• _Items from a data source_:
____________________
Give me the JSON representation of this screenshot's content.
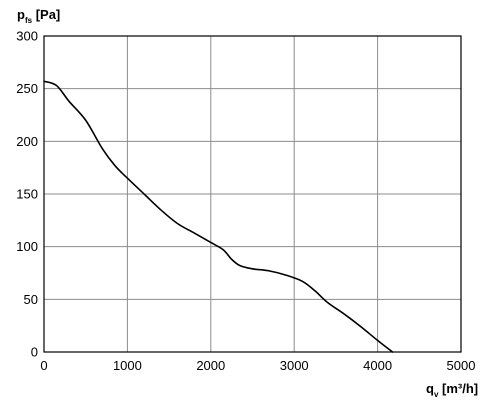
{
  "chart_data": {
    "type": "line",
    "ylabel": {
      "main": "p",
      "sub": "fs",
      "unit": " [Pa]"
    },
    "xlabel": {
      "main": "q",
      "sub": "v",
      "unit": " [m³/h]"
    },
    "xlim": [
      0,
      5000
    ],
    "ylim": [
      0,
      300
    ],
    "xticks": [
      0,
      1000,
      2000,
      3000,
      4000,
      5000
    ],
    "yticks": [
      0,
      50,
      100,
      150,
      200,
      250,
      300
    ],
    "xtick_labels": [
      "0",
      "1000",
      "2000",
      "3000",
      "4000",
      "5000"
    ],
    "ytick_labels": [
      "0",
      "50",
      "100",
      "150",
      "200",
      "250",
      "300"
    ],
    "grid": true,
    "series": [
      {
        "x": [
          0,
          150,
          300,
          500,
          700,
          850,
          1000,
          1200,
          1400,
          1600,
          1800,
          2000,
          2150,
          2250,
          2350,
          2500,
          2700,
          2900,
          3100,
          3250,
          3400,
          3600,
          3800,
          4000,
          4180
        ],
        "y": [
          257,
          253,
          238,
          220,
          193,
          177,
          165,
          150,
          135,
          122,
          113,
          104,
          97,
          88,
          82,
          79,
          77,
          73,
          67,
          58,
          47,
          36,
          24,
          11,
          0
        ]
      }
    ]
  }
}
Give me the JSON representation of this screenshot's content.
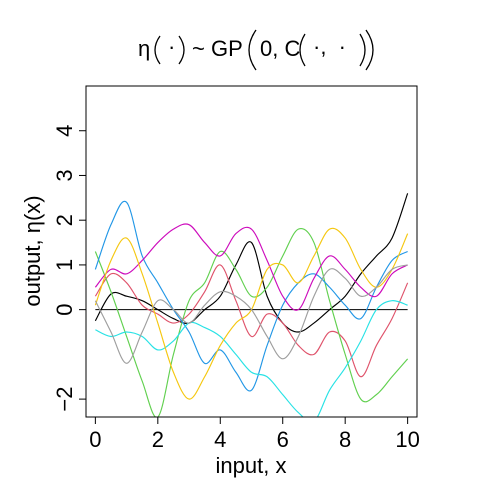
{
  "chart_data": {
    "type": "line",
    "title": "η(·) ~ GP(0, C(·, ·))",
    "title_parts": {
      "eta": "η",
      "dot": "·",
      "tilde_gp": "~ GP",
      "zero": "0, C",
      "sep": "·,  ·"
    },
    "xlabel": "input, x",
    "ylabel": "output, η(x)",
    "xlim": [
      -0.3,
      10.3
    ],
    "ylim": [
      -2.4,
      5.0
    ],
    "xticks": [
      0,
      2,
      4,
      6,
      8,
      10
    ],
    "xtick_labels": [
      "0",
      "2",
      "4",
      "6",
      "8",
      "10"
    ],
    "yticks": [
      -2,
      0,
      1,
      2,
      3,
      4
    ],
    "ytick_labels": [
      "−2",
      "0",
      "1",
      "2",
      "3",
      "4"
    ],
    "grid": false,
    "legend": "none",
    "mean_line": {
      "value": 0,
      "color": "#000000"
    },
    "x": [
      0,
      0.5,
      1,
      1.5,
      2,
      2.5,
      3,
      3.5,
      4,
      4.5,
      5,
      5.5,
      6,
      6.5,
      7,
      7.5,
      8,
      8.5,
      9,
      9.5,
      10
    ],
    "series": [
      {
        "color": "#000000",
        "values": [
          -0.25,
          0.35,
          0.3,
          0.2,
          0.0,
          -0.2,
          -0.3,
          0.0,
          0.3,
          1.0,
          1.5,
          0.3,
          -0.3,
          -0.5,
          -0.3,
          0.0,
          0.3,
          0.8,
          1.2,
          1.6,
          2.6
        ]
      },
      {
        "color": "#DF536B",
        "values": [
          0.3,
          0.8,
          0.6,
          0.1,
          -0.1,
          -0.3,
          -0.1,
          0.4,
          1.0,
          0.2,
          -0.6,
          -0.1,
          -0.3,
          -0.8,
          -1.0,
          -0.5,
          -0.7,
          -1.5,
          -0.8,
          -0.2,
          0.6
        ]
      },
      {
        "color": "#61D04F",
        "values": [
          1.3,
          0.4,
          -0.6,
          -1.6,
          -2.4,
          -1.0,
          0.2,
          0.6,
          1.3,
          0.9,
          0.3,
          0.5,
          1.2,
          1.8,
          1.5,
          0.2,
          -1.0,
          -2.0,
          -1.9,
          -1.5,
          -1.1
        ]
      },
      {
        "color": "#2297E6",
        "values": [
          0.9,
          1.9,
          2.4,
          1.2,
          0.6,
          0.0,
          -0.5,
          -1.2,
          -0.9,
          -1.4,
          -1.8,
          -0.8,
          0.1,
          0.6,
          0.8,
          0.5,
          0.1,
          -0.2,
          0.5,
          1.1,
          1.3
        ]
      },
      {
        "color": "#28E2E5",
        "values": [
          -0.45,
          -0.6,
          -0.5,
          -0.6,
          -0.9,
          -0.7,
          -0.3,
          -0.4,
          -0.6,
          -1.0,
          -1.4,
          -1.5,
          -1.9,
          -2.3,
          -2.5,
          -1.8,
          -1.3,
          -0.7,
          0.0,
          0.2,
          0.1
        ]
      },
      {
        "color": "#CD0BBC",
        "values": [
          0.5,
          0.9,
          0.8,
          1.1,
          1.5,
          1.8,
          1.9,
          1.5,
          1.2,
          1.7,
          1.8,
          1.1,
          0.3,
          0.0,
          0.7,
          1.2,
          0.9,
          0.5,
          0.3,
          0.8,
          1.0
        ]
      },
      {
        "color": "#F5C710",
        "values": [
          0.1,
          1.1,
          1.6,
          0.8,
          -0.3,
          -1.4,
          -2.0,
          -1.5,
          -0.8,
          -0.3,
          0.0,
          0.9,
          1.0,
          0.6,
          1.2,
          1.8,
          1.6,
          0.9,
          0.5,
          0.9,
          1.7
        ]
      },
      {
        "color": "#9E9E9E",
        "values": [
          0.2,
          -0.5,
          -1.2,
          -0.5,
          0.2,
          0.0,
          -0.3,
          0.1,
          0.4,
          0.3,
          0.0,
          -0.6,
          -1.1,
          -0.6,
          0.3,
          0.9,
          0.7,
          0.3,
          0.5,
          0.9,
          1.0
        ]
      }
    ]
  }
}
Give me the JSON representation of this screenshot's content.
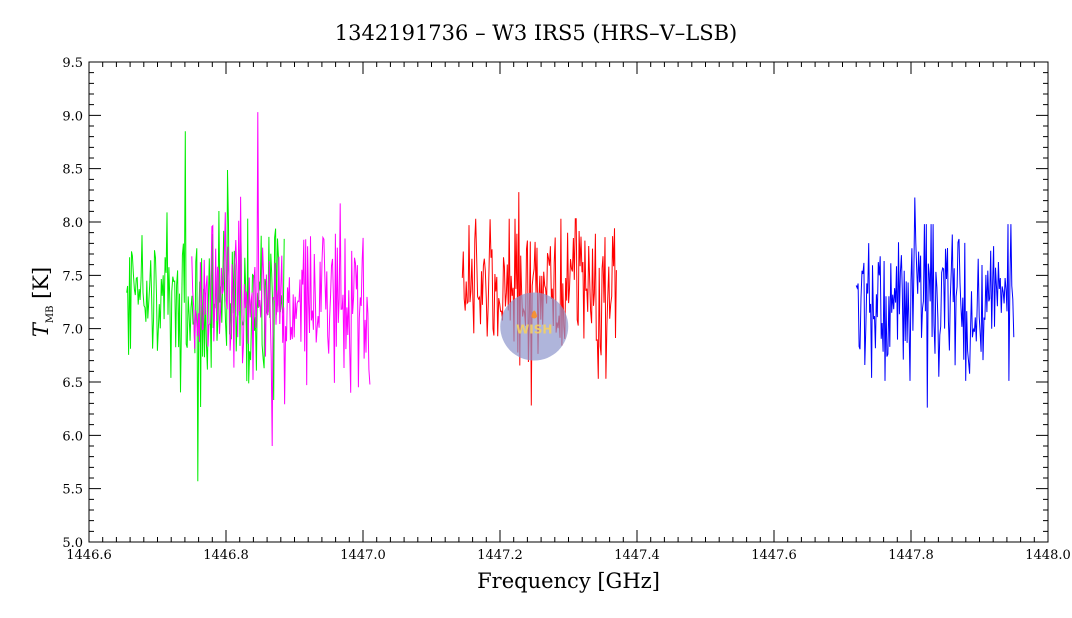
{
  "chart_data": {
    "type": "line",
    "title": "1342191736 – W3 IRS5 (HRS–V–LSB)",
    "xlabel": "Frequency [GHz]",
    "ylabel": {
      "symbol": "T",
      "subscript": "MB",
      "unit": "[K]"
    },
    "xlim": [
      1446.6,
      1448.0
    ],
    "ylim": [
      5.0,
      9.5
    ],
    "xticks": [
      "1446.6",
      "1446.8",
      "1447.0",
      "1447.2",
      "1447.4",
      "1447.6",
      "1447.8",
      "1448.0"
    ],
    "yticks": [
      "5.0",
      "5.5",
      "6.0",
      "6.5",
      "7.0",
      "7.5",
      "8.0",
      "8.5",
      "9.0",
      "9.5"
    ],
    "grid": false,
    "legend": "none",
    "series": [
      {
        "color": "#00ee00",
        "x_range": [
          1446.655,
          1446.885
        ],
        "mean": 7.25,
        "min": 5.57,
        "max": 8.85
      },
      {
        "color": "#ff00ff",
        "x_range": [
          1446.75,
          1447.01
        ],
        "mean": 7.25,
        "min": 5.9,
        "max": 9.03
      },
      {
        "color": "#ff0000",
        "x_range": [
          1447.145,
          1447.37
        ],
        "mean": 7.3,
        "min": 6.28,
        "max": 8.28
      },
      {
        "color": "#0000ff",
        "x_range": [
          1447.72,
          1447.95
        ],
        "mean": 7.3,
        "min": 6.26,
        "max": 8.23
      }
    ],
    "watermark": {
      "label": "WISH",
      "x": 1447.25,
      "y": 7.02
    }
  }
}
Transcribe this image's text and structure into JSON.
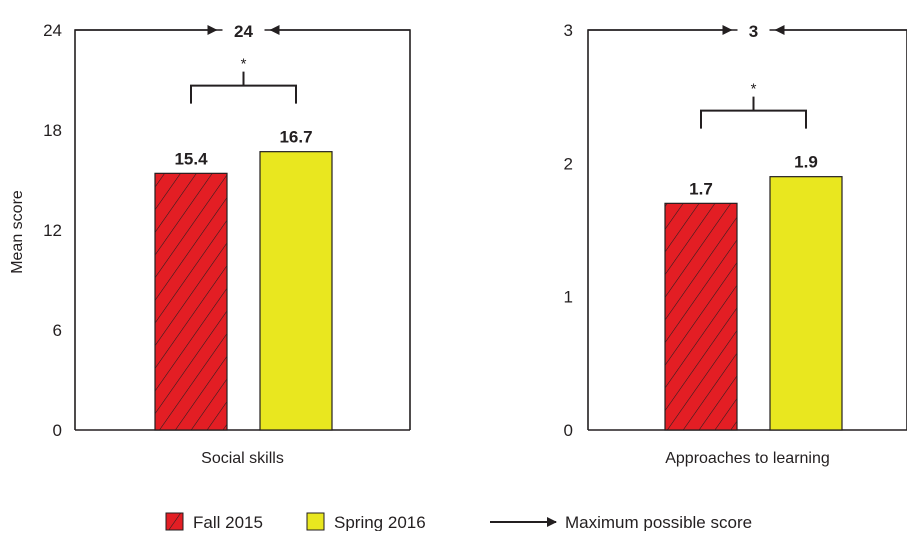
{
  "chart_data": [
    {
      "type": "bar",
      "ylabel": "Mean score",
      "ylim": [
        0,
        24
      ],
      "yticks": [
        "0",
        "6",
        "12",
        "18",
        "24"
      ],
      "categories": [
        "Social skills"
      ],
      "series": [
        {
          "name": "Fall 2015",
          "values": [
            15.4
          ],
          "labels": [
            "15.4"
          ]
        },
        {
          "name": "Spring 2016",
          "values": [
            16.7
          ],
          "labels": [
            "16.7"
          ]
        }
      ],
      "max_score": 24,
      "max_label": "24",
      "significance": "*"
    },
    {
      "type": "bar",
      "ylim": [
        0,
        3
      ],
      "yticks": [
        "0",
        "1",
        "2",
        "3"
      ],
      "categories": [
        "Approaches to learning"
      ],
      "series": [
        {
          "name": "Fall 2015",
          "values": [
            1.7
          ],
          "labels": [
            "1.7"
          ]
        },
        {
          "name": "Spring 2016",
          "values": [
            1.9
          ],
          "labels": [
            "1.9"
          ]
        }
      ],
      "max_score": 3,
      "max_label": "3",
      "significance": "*"
    }
  ],
  "legend": {
    "fall": "Fall 2015",
    "spring": "Spring 2016",
    "max": "Maximum possible score"
  },
  "colors": {
    "fall": "#e31e24",
    "spring": "#e9e71f",
    "line": "#231f20"
  }
}
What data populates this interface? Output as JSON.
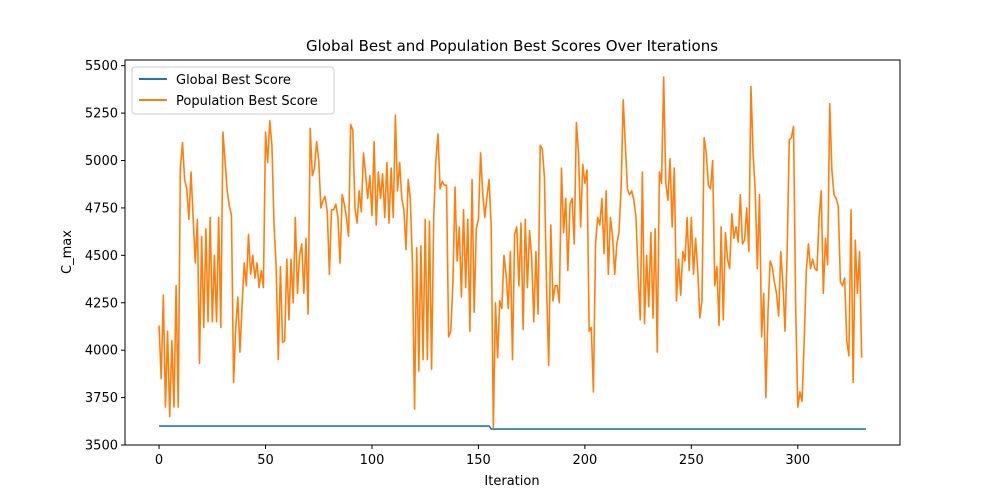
{
  "chart_data": {
    "type": "line",
    "title": "Global Best and Population Best Scores Over Iterations",
    "xlabel": "Iteration",
    "ylabel": "C_max",
    "xlim": [
      -16,
      348
    ],
    "ylim": [
      3500,
      5530
    ],
    "xticks": [
      0,
      50,
      100,
      150,
      200,
      250,
      300
    ],
    "yticks": [
      3500,
      3750,
      4000,
      4250,
      4500,
      4750,
      5000,
      5250,
      5500
    ],
    "grid": false,
    "legend_position": "upper left",
    "series": [
      {
        "name": "Global Best Score",
        "color": "#1f77b4",
        "points": [
          [
            0,
            3600
          ],
          [
            155,
            3600
          ],
          [
            156,
            3584
          ],
          [
            332,
            3584
          ]
        ]
      },
      {
        "name": "Population Best Score",
        "color": "#ff7f0e",
        "values": [
          4130,
          3850,
          4290,
          3700,
          4100,
          3650,
          4050,
          3700,
          4340,
          3700,
          4960,
          5095,
          4900,
          4850,
          4690,
          4940,
          4700,
          4460,
          4690,
          3930,
          4600,
          4120,
          4640,
          4150,
          4700,
          4150,
          4500,
          4150,
          4700,
          4120,
          5150,
          5000,
          4840,
          4760,
          4710,
          3830,
          4120,
          4280,
          3990,
          4240,
          4460,
          4340,
          4610,
          4400,
          4500,
          4380,
          4460,
          4330,
          4420,
          4330,
          5150,
          4990,
          5210,
          5080,
          4660,
          4440,
          3950,
          4440,
          4040,
          4050,
          4480,
          4160,
          4480,
          4250,
          4700,
          4300,
          4500,
          4560,
          4300,
          4590,
          4190,
          5170,
          4920,
          4960,
          5100,
          5000,
          4750,
          4790,
          4810,
          4730,
          4400,
          4740,
          4740,
          4770,
          4700,
          4460,
          4820,
          4770,
          4700,
          4600,
          5190,
          5160,
          4750,
          4670,
          4840,
          4730,
          5040,
          4930,
          4800,
          4920,
          4710,
          5100,
          4660,
          4940,
          4800,
          4930,
          4700,
          4990,
          4670,
          4960,
          4700,
          5240,
          4840,
          4990,
          4800,
          4740,
          4530,
          4900,
          4800,
          4460,
          3690,
          4540,
          3890,
          4550,
          3950,
          4690,
          3950,
          4680,
          3900,
          4700,
          5000,
          5140,
          4850,
          4890,
          4870,
          4870,
          4070,
          4100,
          4350,
          4860,
          4470,
          4650,
          4280,
          4740,
          4330,
          4690,
          4100,
          4900,
          4200,
          4640,
          4690,
          5040,
          4830,
          4700,
          4810,
          4900,
          4650,
          3590,
          4250,
          3960,
          4260,
          4220,
          4500,
          4400,
          4220,
          4520,
          3950,
          4610,
          4650,
          4340,
          4670,
          4110,
          4690,
          4330,
          4630,
          4490,
          4150,
          4520,
          4190,
          5080,
          5060,
          4910,
          4330,
          3920,
          4660,
          4260,
          4340,
          4340,
          4250,
          4960,
          4620,
          4800,
          4420,
          4770,
          4800,
          4560,
          5200,
          5040,
          4650,
          4980,
          4880,
          4950,
          4100,
          4120,
          3780,
          4560,
          4700,
          4660,
          4800,
          4510,
          4840,
          4400,
          4700,
          4600,
          4400,
          4560,
          4620,
          4850,
          5320,
          5080,
          4850,
          4820,
          4840,
          4790,
          4700,
          4400,
          4160,
          4940,
          4140,
          4500,
          4230,
          4620,
          4170,
          4640,
          3990,
          4940,
          4880,
          5440,
          4880,
          4790,
          5010,
          4650,
          4960,
          4260,
          4480,
          4290,
          4520,
          4470,
          4700,
          4420,
          4700,
          4400,
          4590,
          4420,
          4170,
          4260,
          5120,
          5040,
          4870,
          4850,
          5000,
          4340,
          4440,
          4130,
          4650,
          4160,
          4620,
          4480,
          4430,
          4720,
          4590,
          4650,
          4570,
          4820,
          4560,
          4580,
          4750,
          4520,
          5390,
          5040,
          4840,
          4430,
          4820,
          4070,
          4300,
          3750,
          4200,
          4470,
          4440,
          4360,
          4300,
          4180,
          4520,
          4350,
          4100,
          4520,
          5110,
          5120,
          5180,
          4230,
          3700,
          3780,
          3730,
          4050,
          4420,
          4560,
          4430,
          4480,
          4430,
          4420,
          4700,
          4840,
          4300,
          4590,
          4450,
          5300,
          4950,
          4820,
          4800,
          4760,
          4360,
          4340,
          4380,
          4050,
          3970,
          4740,
          3830,
          4580,
          4300,
          4520,
          3960
        ]
      }
    ]
  }
}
____________________
• _Task_: Look through the data and gather every line with the string "Best" in it.

• _Reply_:
    "title": "Global Best and Population Best Scores Over Iterations",
        "name": "Global Best Score",
        "name": "Population Best Score",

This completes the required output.